GIVEN TASK:
Write out each entry, exactly the way it appears.

DATASET RECORDS:
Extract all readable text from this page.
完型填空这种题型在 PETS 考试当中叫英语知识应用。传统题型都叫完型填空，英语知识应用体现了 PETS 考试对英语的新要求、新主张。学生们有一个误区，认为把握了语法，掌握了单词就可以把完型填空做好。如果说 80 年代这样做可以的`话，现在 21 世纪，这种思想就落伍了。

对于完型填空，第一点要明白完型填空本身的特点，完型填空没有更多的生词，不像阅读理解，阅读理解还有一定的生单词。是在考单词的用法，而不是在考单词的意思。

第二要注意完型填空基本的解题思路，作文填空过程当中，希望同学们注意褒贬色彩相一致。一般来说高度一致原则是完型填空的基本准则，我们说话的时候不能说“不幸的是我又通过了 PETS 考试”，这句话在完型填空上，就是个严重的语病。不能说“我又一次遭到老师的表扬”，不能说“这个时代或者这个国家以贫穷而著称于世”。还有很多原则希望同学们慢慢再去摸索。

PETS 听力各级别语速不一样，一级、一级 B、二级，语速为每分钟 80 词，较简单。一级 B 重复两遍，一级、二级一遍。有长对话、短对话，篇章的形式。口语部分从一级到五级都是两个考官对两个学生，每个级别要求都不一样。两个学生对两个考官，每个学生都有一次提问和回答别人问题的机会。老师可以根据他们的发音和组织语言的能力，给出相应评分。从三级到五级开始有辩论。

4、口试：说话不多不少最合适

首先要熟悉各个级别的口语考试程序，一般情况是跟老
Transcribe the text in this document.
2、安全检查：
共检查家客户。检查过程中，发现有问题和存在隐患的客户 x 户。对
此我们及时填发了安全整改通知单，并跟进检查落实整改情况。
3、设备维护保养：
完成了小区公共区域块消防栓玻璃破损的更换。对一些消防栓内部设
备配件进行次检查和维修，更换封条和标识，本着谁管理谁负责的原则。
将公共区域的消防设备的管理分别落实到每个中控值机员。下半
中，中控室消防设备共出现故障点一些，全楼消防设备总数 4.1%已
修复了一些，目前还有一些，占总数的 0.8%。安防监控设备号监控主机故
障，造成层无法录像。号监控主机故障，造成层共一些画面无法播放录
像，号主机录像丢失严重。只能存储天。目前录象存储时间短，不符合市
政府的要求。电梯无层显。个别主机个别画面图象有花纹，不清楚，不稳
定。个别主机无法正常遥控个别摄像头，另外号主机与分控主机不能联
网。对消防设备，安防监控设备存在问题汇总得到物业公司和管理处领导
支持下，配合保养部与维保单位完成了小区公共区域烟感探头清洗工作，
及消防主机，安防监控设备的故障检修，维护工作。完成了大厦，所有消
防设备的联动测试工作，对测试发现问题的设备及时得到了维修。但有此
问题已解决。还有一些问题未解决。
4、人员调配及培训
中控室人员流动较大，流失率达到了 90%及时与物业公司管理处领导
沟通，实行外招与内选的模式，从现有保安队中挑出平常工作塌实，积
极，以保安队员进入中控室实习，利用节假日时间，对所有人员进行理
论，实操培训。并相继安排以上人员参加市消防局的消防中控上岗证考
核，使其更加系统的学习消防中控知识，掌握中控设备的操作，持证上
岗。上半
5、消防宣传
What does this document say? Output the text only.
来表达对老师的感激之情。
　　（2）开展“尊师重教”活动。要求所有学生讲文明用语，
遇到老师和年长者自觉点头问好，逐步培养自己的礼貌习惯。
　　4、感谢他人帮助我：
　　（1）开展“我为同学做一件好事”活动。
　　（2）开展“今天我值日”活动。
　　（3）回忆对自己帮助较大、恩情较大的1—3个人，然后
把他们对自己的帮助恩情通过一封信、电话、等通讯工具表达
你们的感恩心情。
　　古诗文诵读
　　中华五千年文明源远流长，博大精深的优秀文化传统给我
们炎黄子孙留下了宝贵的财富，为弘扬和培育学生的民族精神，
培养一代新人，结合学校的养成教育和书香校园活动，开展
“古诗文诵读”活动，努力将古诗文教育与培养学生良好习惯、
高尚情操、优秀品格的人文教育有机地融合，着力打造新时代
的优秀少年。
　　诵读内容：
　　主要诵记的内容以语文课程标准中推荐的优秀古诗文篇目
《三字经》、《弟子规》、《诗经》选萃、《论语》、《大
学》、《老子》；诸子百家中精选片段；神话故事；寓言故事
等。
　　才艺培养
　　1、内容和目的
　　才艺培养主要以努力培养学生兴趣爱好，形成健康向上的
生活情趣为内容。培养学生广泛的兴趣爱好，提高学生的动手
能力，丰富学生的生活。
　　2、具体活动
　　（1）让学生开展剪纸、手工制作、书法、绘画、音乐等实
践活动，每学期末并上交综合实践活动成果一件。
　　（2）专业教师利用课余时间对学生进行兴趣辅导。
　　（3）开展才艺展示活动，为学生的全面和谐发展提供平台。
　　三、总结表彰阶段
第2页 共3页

WRITTEN RESPONSE:
Extract all readable text from this page.
完型填空这种题型在 PETS 考试当中叫英语知识应用。传统题型都叫完型填空，英语知识应用体现了 PETS 考试对英语的新要求、新主张。学生们有一个误区，认为把握了语法，掌握了单词就可以把完型填空做好。如果说 80 年代这样做可以的`话，现在 21 世纪，这种思想就落伍了。

对于完型填空，第一点要明白完型填空本身的特点，完型填空没有更多的生词，不像阅读理解，阅读理解还有一定的生单词。是在考单词的用法，而不是在考单词的意思。

第二要注意完型填空基本的解题思路，作文填空过程当中，希望同学们注意褒贬色彩相一致。一般来说高度一致原则是完型填空的基本准则，我们说话的时候不能说“不幸的是我又通过了 PETS 考试”，这句话在完型填空上，就是个严重的语病。不能说“我又一次遭到老师的表扬”，不能说“这个时代或者这个国家以贫穷而著称于世”。还有很多原则希望同学们慢慢再去摸索。

PETS 听力各级别语速不一样，一级、一级 B、二级，语速为每分钟 80 词，较简单。一级 B 重复两遍，一级、二级一遍。有长对话、短对话，篇章的形式。口语部分从一级到五级都是两个考官对两个学生，每个级别要求都不一样。两个学生对两个考官，每个学生都有一次提问和回答别人问题的机会。老师可以根据他们的发音和组织语言的能力，给出相应评分。从三级到五级开始有辩论。

4、口试：说话不多不少最合适

首先要熟悉各个级别的口语考试程序，一般情况是跟老
Transcribe the text in this document.
2、安全检查：
共检查家客户。检查过程中，发现有问题和存在隐患的客户 x 户。对
此我们及时填发了安全整改通知单，并跟进检查落实整改情况。
3、设备维护保养：
完成了小区公共区域块消防栓玻璃破损的更换。对一些消防栓内部设
备配件进行次检查和维修，更换封条和标识，本着谁管理谁负责的原则。
将公共区域的消防设备的管理分别落实到每个中控值机员。下半
中，中控室消防设备共出现故障点一些，全楼消防设备总数 4.1%已
修复了一些，目前还有一些，占总数的 0.8%。安防监控设备号监控主机故
障，造成层无法录像。号监控主机故障，造成层共一些画面无法播放录
像，号主机录像丢失严重。只能存储天。目前录象存储时间短，不符合市
政府的要求。电梯无层显。个别主机个别画面图象有花纹，不清楚，不稳
定。个别主机无法正常遥控个别摄像头，另外号主机与分控主机不能联
网。对消防设备，安防监控设备存在问题汇总得到物业公司和管理处领导
支持下，配合保养部与维保单位完成了小区公共区域烟感探头清洗工作，
及消防主机，安防监控设备的故障检修，维护工作。完成了大厦，所有消
防设备的联动测试工作，对测试发现问题的设备及时得到了维修。但有此
问题已解决。还有一些问题未解决。
4、人员调配及培训
中控室人员流动较大，流失率达到了 90%及时与物业公司管理处领导
沟通，实行外招与内选的模式，从现有保安队中挑出平常工作塌实，积
极，以保安队员进入中控室实习，利用节假日时间，对所有人员进行理
论，实操培训。并相继安排以上人员参加市消防局的消防中控上岗证考
核，使其更加系统的学习消防中控知识，掌握中控设备的操作，持证上
岗。上半
5、消防宣传
What does this document say? Output the text only.
来表达对老师的感激之情。
　　（2）开展“尊师重教”活动。要求所有学生讲文明用语，
遇到老师和年长者自觉点头问好，逐步培养自己的礼貌习惯。
　　4、感谢他人帮助我：
　　（1）开展“我为同学做一件好事”活动。
　　（2）开展“今天我值日”活动。
　　（3）回忆对自己帮助较大、恩情较大的1—3个人，然后
把他们对自己的帮助恩情通过一封信、电话、等通讯工具表达
你们的感恩心情。
　　古诗文诵读
　　中华五千年文明源远流长，博大精深的优秀文化传统给我
们炎黄子孙留下了宝贵的财富，为弘扬和培育学生的民族精神，
培养一代新人，结合学校的养成教育和书香校园活动，开展
“古诗文诵读”活动，努力将古诗文教育与培养学生良好习惯、
高尚情操、优秀品格的人文教育有机地融合，着力打造新时代
的优秀少年。
　　诵读内容：
　　主要诵记的内容以语文课程标准中推荐的优秀古诗文篇目
《三字经》、《弟子规》、《诗经》选萃、《论语》、《大
学》、《老子》；诸子百家中精选片段；神话故事；寓言故事
等。
　　才艺培养
　　1、内容和目的
　　才艺培养主要以努力培养学生兴趣爱好，形成健康向上的
生活情趣为内容。培养学生广泛的兴趣爱好，提高学生的动手
能力，丰富学生的生活。
　　2、具体活动
　　（1）让学生开展剪纸、手工制作、书法、绘画、音乐等实
践活动，每学期末并上交综合实践活动成果一件。
　　（2）专业教师利用课余时间对学生进行兴趣辅导。
　　（3）开展才艺展示活动，为学生的全面和谐发展提供平台。
　　三、总结表彰阶段
第2页 共3页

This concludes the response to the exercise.